* **PROBLEM STATEMENT**
Below is some material; transcribe all of it exactly.

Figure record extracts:
******************************

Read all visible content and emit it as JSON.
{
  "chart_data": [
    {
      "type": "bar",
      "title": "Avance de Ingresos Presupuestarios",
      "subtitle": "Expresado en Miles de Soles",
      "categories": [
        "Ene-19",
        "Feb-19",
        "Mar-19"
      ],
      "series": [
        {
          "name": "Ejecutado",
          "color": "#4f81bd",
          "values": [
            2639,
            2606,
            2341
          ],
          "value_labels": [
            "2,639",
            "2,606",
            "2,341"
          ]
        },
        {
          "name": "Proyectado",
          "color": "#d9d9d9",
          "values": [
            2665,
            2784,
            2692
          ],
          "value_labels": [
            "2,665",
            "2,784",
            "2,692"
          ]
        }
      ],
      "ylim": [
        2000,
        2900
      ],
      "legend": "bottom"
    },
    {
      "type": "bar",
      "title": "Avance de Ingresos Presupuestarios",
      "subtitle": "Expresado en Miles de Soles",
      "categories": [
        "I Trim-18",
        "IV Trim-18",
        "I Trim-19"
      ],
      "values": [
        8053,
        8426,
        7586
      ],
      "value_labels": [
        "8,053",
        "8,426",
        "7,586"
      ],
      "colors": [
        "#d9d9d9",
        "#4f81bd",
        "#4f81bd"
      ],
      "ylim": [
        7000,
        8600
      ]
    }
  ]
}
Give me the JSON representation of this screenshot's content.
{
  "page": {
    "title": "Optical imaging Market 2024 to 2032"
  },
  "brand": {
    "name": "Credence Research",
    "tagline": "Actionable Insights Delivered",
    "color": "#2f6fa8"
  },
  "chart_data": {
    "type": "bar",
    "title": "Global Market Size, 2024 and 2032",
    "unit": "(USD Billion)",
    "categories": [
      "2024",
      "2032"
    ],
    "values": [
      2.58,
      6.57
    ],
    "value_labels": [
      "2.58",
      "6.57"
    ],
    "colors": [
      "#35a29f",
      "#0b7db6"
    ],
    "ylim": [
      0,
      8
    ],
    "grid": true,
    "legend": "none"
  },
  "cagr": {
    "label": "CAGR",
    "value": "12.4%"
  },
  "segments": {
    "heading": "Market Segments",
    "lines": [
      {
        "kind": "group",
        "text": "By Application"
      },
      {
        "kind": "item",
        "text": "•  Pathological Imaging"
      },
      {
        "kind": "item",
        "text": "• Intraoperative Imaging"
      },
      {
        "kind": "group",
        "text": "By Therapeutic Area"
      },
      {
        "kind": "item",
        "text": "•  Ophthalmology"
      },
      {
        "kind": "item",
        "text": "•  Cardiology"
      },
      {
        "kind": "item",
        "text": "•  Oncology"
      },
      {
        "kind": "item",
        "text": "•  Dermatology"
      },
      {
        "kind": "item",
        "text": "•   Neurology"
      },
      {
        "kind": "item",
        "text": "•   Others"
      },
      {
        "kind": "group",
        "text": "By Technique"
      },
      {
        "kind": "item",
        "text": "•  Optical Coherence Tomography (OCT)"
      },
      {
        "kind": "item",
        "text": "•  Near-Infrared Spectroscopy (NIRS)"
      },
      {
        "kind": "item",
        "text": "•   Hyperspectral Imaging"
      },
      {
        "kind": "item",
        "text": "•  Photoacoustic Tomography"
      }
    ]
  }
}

******************************

* **OUTPUT FOR THIS TASK**
Read all visible content and emit it as JSON.
{
  "chart_data": [
    {
      "type": "bar",
      "title": "Avance de Ingresos Presupuestarios",
      "subtitle": "Expresado en Miles de Soles",
      "categories": [
        "Ene-19",
        "Feb-19",
        "Mar-19"
      ],
      "series": [
        {
          "name": "Ejecutado",
          "color": "#4f81bd",
          "values": [
            2639,
            2606,
            2341
          ],
          "value_labels": [
            "2,639",
            "2,606",
            "2,341"
          ]
        },
        {
          "name": "Proyectado",
          "color": "#d9d9d9",
          "values": [
            2665,
            2784,
            2692
          ],
          "value_labels": [
            "2,665",
            "2,784",
            "2,692"
          ]
        }
      ],
      "ylim": [
        2000,
        2900
      ],
      "legend": "bottom"
    },
    {
      "type": "bar",
      "title": "Avance de Ingresos Presupuestarios",
      "subtitle": "Expresado en Miles de Soles",
      "categories": [
        "I Trim-18",
        "IV Trim-18",
        "I Trim-19"
      ],
      "values": [
        8053,
        8426,
        7586
      ],
      "value_labels": [
        "8,053",
        "8,426",
        "7,586"
      ],
      "colors": [
        "#d9d9d9",
        "#4f81bd",
        "#4f81bd"
      ],
      "ylim": [
        7000,
        8600
      ]
    }
  ]
}
Give me the JSON representation of this screenshot's content.
{
  "page": {
    "title": "Optical imaging Market 2024 to 2032"
  },
  "brand": {
    "name": "Credence Research",
    "tagline": "Actionable Insights Delivered",
    "color": "#2f6fa8"
  },
  "chart_data": {
    "type": "bar",
    "title": "Global Market Size, 2024 and 2032",
    "unit": "(USD Billion)",
    "categories": [
      "2024",
      "2032"
    ],
    "values": [
      2.58,
      6.57
    ],
    "value_labels": [
      "2.58",
      "6.57"
    ],
    "colors": [
      "#35a29f",
      "#0b7db6"
    ],
    "ylim": [
      0,
      8
    ],
    "grid": true,
    "legend": "none"
  },
  "cagr": {
    "label": "CAGR",
    "value": "12.4%"
  },
  "segments": {
    "heading": "Market Segments",
    "lines": [
      {
        "kind": "group",
        "text": "By Application"
      },
      {
        "kind": "item",
        "text": "•  Pathological Imaging"
      },
      {
        "kind": "item",
        "text": "• Intraoperative Imaging"
      },
      {
        "kind": "group",
        "text": "By Therapeutic Area"
      },
      {
        "kind": "item",
        "text": "•  Ophthalmology"
      },
      {
        "kind": "item",
        "text": "•  Cardiology"
      },
      {
        "kind": "item",
        "text": "•  Oncology"
      },
      {
        "kind": "item",
        "text": "•  Dermatology"
      },
      {
        "kind": "item",
        "text": "•   Neurology"
      },
      {
        "kind": "item",
        "text": "•   Others"
      },
      {
        "kind": "group",
        "text": "By Technique"
      },
      {
        "kind": "item",
        "text": "•  Optical Coherence Tomography (OCT)"
      },
      {
        "kind": "item",
        "text": "•  Near-Infrared Spectroscopy (NIRS)"
      },
      {
        "kind": "item",
        "text": "•   Hyperspectral Imaging"
      },
      {
        "kind": "item",
        "text": "•  Photoacoustic Tomography"
      }
    ]
  }
}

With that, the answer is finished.